Material for the task →
--- START ---
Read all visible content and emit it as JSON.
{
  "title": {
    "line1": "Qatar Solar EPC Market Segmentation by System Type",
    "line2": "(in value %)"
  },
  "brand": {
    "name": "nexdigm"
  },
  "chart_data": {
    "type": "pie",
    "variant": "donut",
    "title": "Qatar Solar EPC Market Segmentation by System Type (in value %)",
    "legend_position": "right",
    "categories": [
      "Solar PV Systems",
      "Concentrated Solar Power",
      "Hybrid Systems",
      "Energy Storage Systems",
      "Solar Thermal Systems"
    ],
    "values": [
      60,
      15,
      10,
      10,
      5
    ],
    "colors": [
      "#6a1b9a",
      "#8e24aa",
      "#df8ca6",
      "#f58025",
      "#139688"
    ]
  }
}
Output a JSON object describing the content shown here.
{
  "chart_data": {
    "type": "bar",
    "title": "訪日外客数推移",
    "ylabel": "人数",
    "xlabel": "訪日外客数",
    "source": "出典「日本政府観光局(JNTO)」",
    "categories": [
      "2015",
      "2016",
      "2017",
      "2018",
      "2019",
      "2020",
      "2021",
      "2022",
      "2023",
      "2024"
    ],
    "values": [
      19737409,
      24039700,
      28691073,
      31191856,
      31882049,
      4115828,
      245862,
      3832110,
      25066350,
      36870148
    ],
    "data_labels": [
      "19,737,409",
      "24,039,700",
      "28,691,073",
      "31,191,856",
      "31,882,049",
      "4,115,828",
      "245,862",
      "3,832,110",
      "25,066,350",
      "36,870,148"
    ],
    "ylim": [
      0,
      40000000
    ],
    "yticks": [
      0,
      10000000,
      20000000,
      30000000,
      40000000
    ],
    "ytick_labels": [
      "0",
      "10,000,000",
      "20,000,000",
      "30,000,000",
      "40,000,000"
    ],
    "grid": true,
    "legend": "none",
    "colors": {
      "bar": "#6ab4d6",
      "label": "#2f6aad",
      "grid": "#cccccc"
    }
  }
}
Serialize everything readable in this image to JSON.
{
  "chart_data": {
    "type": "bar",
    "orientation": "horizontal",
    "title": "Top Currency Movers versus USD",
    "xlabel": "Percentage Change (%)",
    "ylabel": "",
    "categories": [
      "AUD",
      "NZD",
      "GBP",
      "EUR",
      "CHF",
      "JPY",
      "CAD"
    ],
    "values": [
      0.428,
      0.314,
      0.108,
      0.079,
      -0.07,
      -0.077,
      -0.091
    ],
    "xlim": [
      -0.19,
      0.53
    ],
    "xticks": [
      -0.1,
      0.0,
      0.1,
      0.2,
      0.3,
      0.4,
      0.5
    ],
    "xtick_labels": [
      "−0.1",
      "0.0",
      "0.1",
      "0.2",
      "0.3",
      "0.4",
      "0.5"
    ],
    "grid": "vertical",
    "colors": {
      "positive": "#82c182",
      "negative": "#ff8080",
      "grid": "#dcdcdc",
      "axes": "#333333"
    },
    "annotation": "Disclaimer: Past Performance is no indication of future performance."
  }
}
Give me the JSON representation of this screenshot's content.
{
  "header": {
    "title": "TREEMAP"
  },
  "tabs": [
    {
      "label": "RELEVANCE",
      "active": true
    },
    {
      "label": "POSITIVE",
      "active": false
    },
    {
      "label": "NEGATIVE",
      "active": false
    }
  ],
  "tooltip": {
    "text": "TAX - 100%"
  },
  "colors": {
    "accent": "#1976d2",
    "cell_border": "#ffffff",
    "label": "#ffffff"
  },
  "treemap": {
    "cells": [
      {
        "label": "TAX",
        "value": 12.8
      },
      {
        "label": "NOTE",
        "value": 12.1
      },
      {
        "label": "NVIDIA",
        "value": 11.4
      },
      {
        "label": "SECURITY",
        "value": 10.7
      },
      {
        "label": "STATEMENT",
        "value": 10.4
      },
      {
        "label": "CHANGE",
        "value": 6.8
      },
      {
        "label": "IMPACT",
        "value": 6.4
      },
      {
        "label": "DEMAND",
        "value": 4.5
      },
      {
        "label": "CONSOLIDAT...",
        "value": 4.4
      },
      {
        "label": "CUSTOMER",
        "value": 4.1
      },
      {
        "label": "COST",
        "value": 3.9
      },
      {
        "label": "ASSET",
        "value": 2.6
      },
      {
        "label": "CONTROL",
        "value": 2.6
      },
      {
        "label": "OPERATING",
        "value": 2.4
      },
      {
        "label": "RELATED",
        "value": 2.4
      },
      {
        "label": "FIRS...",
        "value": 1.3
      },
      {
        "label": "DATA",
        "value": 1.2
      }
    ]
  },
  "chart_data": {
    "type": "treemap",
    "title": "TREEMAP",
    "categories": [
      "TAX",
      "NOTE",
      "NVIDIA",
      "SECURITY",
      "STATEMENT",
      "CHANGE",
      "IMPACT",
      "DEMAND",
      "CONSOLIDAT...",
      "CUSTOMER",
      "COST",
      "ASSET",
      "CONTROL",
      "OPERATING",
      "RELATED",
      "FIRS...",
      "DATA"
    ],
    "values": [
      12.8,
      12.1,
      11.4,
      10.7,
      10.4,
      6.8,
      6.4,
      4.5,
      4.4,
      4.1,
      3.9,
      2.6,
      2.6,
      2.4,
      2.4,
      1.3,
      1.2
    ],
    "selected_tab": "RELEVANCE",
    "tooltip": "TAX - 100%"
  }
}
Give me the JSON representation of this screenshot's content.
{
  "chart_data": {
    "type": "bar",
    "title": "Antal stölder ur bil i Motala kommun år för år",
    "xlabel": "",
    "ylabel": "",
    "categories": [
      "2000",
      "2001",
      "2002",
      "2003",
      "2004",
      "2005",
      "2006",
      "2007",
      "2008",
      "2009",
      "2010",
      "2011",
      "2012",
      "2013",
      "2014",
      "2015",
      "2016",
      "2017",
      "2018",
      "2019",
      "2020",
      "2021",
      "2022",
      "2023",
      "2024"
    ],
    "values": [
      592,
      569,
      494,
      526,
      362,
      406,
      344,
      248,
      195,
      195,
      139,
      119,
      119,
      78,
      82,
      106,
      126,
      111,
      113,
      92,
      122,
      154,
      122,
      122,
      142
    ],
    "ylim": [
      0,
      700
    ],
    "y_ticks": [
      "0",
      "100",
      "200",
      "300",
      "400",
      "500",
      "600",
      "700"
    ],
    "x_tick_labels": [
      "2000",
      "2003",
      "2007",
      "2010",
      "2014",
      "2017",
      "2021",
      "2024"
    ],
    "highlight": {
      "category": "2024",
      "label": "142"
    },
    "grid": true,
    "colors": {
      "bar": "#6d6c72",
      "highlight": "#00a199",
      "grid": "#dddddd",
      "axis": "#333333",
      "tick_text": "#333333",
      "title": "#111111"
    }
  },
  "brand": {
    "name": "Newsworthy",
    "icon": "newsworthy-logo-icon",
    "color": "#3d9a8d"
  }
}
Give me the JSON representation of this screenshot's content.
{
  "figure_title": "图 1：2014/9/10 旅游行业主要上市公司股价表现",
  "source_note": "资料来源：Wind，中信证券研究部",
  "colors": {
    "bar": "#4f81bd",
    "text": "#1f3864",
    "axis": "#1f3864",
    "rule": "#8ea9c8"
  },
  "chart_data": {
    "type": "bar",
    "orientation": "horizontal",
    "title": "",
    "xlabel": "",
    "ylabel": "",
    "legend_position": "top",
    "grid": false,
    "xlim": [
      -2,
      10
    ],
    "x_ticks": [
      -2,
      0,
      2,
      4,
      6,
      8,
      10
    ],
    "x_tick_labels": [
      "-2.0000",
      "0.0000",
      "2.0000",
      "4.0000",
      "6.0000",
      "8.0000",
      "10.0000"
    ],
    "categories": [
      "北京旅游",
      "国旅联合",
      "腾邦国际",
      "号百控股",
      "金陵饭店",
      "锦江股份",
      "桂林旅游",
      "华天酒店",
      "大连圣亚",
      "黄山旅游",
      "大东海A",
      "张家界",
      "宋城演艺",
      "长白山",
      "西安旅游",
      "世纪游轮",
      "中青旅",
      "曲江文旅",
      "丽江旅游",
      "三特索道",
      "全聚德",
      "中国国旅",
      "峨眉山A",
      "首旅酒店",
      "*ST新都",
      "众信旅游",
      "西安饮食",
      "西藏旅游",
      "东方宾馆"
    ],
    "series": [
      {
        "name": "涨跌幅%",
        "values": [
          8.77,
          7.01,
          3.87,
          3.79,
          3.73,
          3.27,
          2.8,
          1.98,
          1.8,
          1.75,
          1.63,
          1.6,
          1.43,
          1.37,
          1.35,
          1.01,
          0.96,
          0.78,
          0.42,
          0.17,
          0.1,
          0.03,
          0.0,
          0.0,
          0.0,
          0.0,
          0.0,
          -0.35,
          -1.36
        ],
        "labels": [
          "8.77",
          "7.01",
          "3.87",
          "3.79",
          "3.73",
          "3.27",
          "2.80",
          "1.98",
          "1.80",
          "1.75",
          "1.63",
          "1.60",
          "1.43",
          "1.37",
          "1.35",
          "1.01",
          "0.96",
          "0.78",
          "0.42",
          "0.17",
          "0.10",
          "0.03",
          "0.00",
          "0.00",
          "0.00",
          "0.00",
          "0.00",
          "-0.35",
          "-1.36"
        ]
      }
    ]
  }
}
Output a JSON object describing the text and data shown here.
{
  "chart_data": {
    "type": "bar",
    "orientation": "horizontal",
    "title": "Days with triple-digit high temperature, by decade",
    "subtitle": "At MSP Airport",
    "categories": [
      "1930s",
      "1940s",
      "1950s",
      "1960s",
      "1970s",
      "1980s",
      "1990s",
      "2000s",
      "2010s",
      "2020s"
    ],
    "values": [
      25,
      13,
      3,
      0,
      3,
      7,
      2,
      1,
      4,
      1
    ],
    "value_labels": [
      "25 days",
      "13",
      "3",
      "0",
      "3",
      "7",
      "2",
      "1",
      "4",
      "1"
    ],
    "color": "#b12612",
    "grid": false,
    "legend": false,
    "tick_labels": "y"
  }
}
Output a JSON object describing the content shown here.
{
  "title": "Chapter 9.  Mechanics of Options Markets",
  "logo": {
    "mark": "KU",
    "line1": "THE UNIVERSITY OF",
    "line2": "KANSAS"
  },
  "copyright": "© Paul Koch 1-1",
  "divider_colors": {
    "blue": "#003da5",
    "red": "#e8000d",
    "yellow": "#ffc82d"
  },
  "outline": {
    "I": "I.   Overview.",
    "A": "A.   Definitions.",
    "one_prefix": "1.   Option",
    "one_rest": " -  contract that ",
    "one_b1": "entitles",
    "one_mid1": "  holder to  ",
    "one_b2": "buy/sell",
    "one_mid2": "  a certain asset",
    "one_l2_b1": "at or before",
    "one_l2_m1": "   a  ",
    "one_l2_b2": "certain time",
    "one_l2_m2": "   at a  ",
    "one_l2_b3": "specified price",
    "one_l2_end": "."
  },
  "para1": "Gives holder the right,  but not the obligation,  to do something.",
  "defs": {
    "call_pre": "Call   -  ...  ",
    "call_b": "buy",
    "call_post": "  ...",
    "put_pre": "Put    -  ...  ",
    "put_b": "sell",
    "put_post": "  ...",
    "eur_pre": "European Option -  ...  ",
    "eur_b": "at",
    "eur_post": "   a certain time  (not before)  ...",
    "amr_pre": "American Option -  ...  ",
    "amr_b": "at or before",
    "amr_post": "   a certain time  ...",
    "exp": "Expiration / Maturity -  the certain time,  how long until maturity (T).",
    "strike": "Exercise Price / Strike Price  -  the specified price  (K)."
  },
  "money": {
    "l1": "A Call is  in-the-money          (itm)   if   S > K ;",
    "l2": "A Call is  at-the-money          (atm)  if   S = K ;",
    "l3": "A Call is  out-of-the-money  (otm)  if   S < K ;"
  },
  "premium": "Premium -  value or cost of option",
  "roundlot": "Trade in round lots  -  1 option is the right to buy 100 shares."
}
--- END ---
What is being asked → Search the entries for the word "grid" and pick out every line that holds it.

Finished task →
    "grid": true,
      "grid": "#cccccc"
    "grid": "vertical",
      "grid": "#dcdcdc",
    "grid": true,
      "grid": "#dddddd",
    "grid": false,
    "grid": false,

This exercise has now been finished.